State the number of lines that contain the word "Brussels", and add nothing else.

#### Records for this exercise:
/---

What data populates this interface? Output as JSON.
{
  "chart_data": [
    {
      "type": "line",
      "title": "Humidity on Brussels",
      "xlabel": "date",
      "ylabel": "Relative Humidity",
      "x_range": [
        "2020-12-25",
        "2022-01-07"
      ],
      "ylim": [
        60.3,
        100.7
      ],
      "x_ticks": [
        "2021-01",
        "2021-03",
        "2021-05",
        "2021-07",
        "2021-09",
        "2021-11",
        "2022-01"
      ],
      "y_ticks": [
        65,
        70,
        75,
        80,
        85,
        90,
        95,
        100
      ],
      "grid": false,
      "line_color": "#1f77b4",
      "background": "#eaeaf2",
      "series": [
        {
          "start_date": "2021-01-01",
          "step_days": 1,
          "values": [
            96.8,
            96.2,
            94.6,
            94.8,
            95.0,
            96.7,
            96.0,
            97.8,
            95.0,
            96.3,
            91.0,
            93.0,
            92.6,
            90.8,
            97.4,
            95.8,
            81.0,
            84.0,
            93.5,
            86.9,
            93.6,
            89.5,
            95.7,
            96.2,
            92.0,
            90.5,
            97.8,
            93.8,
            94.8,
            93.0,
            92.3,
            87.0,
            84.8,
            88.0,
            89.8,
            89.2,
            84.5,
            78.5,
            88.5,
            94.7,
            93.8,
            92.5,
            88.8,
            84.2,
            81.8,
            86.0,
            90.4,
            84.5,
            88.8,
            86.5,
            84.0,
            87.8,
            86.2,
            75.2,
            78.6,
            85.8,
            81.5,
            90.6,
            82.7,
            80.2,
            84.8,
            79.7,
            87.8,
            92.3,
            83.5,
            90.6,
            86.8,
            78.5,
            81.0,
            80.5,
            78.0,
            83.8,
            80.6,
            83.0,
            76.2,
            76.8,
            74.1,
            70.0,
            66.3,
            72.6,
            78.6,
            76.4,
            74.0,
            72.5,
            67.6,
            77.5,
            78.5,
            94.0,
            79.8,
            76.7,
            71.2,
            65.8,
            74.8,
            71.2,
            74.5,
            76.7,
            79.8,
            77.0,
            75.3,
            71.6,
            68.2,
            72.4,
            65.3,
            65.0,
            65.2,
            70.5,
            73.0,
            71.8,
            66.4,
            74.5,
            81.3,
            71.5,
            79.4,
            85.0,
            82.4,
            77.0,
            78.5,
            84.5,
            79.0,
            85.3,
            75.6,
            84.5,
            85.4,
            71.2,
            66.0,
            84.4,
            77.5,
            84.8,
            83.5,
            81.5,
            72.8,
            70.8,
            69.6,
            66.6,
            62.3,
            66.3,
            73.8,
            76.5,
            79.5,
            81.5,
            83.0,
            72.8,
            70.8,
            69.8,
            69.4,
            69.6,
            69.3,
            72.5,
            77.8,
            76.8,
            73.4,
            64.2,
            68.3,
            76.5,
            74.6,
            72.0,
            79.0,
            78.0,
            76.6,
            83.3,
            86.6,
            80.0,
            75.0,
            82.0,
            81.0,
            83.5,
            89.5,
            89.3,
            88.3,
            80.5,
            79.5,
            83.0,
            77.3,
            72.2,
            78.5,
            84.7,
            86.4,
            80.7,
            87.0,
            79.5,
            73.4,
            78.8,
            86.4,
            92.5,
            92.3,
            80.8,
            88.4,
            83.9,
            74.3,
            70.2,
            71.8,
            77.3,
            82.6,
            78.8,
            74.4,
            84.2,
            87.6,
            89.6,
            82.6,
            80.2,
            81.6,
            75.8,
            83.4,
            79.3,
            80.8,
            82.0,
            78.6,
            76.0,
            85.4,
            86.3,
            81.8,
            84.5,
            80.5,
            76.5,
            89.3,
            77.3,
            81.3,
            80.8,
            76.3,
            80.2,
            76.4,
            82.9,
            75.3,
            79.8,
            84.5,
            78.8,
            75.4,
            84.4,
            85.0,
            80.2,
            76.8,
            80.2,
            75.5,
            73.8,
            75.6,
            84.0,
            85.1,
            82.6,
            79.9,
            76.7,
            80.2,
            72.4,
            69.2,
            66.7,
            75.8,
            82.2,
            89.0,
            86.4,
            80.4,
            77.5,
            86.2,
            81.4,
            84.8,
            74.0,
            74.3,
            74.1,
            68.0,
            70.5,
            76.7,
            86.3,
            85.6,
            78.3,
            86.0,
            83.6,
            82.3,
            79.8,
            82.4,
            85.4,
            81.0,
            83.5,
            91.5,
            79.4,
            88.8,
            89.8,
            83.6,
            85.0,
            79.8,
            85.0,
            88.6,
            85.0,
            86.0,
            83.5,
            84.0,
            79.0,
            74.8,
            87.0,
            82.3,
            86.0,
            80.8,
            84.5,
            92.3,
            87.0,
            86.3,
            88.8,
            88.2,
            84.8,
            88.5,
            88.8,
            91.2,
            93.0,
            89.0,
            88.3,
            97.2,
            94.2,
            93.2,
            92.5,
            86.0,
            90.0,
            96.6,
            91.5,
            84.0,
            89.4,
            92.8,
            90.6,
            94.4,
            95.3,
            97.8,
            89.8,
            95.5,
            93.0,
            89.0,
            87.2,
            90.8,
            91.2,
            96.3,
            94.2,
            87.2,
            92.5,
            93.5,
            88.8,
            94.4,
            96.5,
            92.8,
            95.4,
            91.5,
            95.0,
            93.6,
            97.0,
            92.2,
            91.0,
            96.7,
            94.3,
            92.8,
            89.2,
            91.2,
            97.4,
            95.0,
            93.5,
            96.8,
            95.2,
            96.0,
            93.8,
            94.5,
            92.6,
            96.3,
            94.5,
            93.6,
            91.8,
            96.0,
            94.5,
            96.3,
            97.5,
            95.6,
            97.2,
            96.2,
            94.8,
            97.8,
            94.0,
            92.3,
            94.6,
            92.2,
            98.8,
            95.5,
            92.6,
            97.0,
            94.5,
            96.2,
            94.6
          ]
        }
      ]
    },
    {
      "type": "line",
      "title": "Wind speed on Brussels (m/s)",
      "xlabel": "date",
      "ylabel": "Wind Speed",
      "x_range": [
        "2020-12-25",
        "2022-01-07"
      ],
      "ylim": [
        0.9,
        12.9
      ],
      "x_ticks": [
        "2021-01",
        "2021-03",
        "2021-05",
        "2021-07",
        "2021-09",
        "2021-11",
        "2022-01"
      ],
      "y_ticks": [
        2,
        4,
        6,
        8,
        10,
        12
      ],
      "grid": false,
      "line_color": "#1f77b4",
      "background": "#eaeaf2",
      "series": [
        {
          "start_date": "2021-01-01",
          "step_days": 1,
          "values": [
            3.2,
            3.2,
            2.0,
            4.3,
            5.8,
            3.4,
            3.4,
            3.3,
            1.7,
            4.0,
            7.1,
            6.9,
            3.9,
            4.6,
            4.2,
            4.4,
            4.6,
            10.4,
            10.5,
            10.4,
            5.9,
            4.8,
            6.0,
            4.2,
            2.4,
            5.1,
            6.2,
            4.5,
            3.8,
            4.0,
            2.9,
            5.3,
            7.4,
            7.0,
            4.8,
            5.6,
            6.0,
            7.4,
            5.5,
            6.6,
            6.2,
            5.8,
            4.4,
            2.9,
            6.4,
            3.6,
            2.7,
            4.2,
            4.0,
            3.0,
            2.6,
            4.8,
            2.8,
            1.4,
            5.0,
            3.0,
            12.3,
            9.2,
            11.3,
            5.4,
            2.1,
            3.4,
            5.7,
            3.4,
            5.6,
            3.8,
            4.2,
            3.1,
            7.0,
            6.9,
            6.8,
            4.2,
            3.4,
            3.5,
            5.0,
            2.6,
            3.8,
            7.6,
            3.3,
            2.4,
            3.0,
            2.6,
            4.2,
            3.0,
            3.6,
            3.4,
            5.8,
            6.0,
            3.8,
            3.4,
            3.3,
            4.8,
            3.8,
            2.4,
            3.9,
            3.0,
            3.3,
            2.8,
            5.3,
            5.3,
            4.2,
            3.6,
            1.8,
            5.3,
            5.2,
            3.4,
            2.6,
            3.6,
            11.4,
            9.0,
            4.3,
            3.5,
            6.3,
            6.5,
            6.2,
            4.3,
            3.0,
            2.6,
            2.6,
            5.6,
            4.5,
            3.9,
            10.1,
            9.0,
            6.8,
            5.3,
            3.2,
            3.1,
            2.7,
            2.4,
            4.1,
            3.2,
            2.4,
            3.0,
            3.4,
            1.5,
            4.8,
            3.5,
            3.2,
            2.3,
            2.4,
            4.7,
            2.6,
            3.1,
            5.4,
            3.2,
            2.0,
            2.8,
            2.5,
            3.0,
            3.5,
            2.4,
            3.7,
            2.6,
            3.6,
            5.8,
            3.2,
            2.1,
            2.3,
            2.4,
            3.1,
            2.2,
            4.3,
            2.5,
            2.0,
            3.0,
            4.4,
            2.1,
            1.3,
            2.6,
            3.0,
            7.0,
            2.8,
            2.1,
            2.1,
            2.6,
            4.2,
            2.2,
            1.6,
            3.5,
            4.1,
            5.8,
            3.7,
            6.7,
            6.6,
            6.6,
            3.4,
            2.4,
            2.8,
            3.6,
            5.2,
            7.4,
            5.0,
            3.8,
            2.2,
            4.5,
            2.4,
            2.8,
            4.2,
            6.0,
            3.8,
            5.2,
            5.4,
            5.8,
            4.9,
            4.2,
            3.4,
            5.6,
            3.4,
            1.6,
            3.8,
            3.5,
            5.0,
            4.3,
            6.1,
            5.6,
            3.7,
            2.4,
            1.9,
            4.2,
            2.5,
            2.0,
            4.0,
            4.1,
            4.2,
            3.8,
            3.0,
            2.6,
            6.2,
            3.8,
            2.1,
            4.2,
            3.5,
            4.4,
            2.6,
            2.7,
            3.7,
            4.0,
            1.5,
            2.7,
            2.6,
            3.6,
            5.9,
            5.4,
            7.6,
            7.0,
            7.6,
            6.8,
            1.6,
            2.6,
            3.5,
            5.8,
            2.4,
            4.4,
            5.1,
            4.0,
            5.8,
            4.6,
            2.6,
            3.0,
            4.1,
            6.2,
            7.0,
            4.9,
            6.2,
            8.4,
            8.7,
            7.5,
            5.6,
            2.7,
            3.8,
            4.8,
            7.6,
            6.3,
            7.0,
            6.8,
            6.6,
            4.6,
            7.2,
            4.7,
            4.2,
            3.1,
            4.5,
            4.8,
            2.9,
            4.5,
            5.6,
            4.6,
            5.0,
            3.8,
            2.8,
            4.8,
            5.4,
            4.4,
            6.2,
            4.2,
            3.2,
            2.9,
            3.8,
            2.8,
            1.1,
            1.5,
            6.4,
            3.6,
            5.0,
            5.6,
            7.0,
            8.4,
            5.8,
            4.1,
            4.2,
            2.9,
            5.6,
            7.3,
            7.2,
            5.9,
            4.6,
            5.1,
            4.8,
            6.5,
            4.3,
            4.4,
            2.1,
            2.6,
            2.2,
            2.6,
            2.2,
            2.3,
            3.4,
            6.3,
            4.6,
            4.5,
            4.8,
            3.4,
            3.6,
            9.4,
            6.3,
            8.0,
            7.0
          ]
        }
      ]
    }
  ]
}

\---

#### Result for this task:
2